**Objective**
Within the records that follow, find every line containing the string "severity". Copy those lines.

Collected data
- - - - -
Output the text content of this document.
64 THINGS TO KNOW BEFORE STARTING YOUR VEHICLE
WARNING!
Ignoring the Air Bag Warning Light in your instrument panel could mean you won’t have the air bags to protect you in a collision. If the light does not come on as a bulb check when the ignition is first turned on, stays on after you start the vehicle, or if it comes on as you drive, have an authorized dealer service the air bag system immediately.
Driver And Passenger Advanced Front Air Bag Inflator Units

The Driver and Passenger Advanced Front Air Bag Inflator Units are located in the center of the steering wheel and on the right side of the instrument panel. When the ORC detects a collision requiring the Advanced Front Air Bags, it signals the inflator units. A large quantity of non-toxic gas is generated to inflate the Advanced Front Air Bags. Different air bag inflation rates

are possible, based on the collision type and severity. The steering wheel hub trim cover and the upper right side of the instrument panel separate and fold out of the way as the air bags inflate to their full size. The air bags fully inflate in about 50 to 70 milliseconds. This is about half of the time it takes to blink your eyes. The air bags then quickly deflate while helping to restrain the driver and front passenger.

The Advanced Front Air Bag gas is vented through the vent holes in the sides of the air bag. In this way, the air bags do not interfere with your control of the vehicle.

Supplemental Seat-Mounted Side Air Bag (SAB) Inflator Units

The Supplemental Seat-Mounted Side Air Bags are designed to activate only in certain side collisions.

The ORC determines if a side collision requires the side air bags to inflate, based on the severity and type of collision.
- - - - -
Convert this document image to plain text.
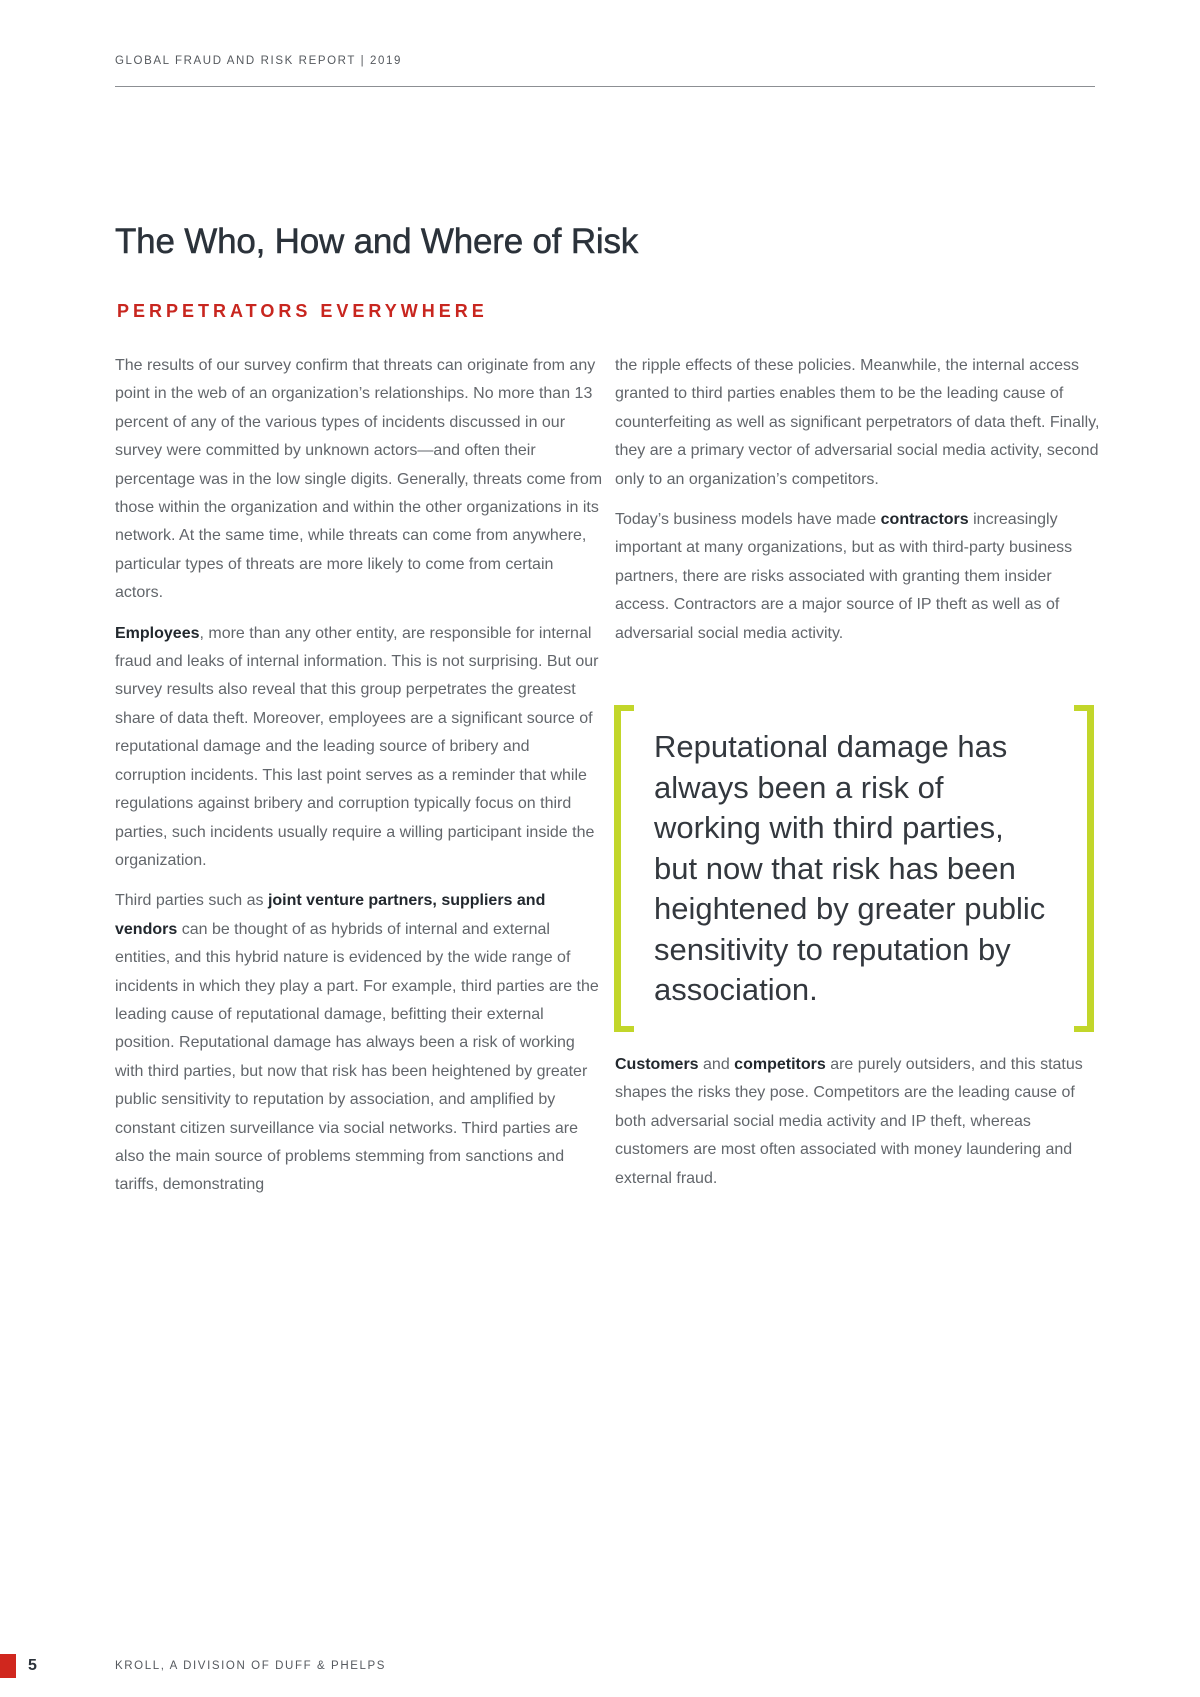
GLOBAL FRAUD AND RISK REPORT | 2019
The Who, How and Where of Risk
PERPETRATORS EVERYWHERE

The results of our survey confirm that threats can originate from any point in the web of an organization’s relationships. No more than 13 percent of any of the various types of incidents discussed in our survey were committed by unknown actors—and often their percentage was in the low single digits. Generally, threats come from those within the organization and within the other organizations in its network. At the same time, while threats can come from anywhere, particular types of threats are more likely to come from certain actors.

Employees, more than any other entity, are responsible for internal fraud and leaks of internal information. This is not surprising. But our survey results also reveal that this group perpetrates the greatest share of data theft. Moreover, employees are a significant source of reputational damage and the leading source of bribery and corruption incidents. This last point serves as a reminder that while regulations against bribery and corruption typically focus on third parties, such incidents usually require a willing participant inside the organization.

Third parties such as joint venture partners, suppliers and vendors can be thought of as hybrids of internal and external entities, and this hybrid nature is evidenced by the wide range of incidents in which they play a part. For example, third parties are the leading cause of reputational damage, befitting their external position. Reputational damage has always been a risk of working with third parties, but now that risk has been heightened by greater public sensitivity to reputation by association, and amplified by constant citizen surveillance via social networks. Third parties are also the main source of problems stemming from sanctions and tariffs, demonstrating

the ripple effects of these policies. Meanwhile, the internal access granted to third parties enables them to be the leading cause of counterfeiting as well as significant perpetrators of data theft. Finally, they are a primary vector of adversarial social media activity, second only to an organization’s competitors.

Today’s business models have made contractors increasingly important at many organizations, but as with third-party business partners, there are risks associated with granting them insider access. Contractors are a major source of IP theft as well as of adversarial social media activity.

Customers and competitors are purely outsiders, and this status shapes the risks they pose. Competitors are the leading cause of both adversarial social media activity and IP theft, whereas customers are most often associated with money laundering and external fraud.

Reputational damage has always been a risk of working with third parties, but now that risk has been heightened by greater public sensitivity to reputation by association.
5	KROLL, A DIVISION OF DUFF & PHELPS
- - - - -
**Final result**
are possible, based on the collision type and severity. The steering wheel hub trim cover and the upper right side of the instrument panel separate and fold out of the way as the air bags inflate to their full size. The air bags fully inflate in about 50 to 70 milliseconds. This is about half of the time it takes to blink your eyes. The air bags then quickly deflate while helping to restrain the driver and front passenger.
The ORC determines if a side collision requires the side air bags to inflate, based on the severity and type of collision.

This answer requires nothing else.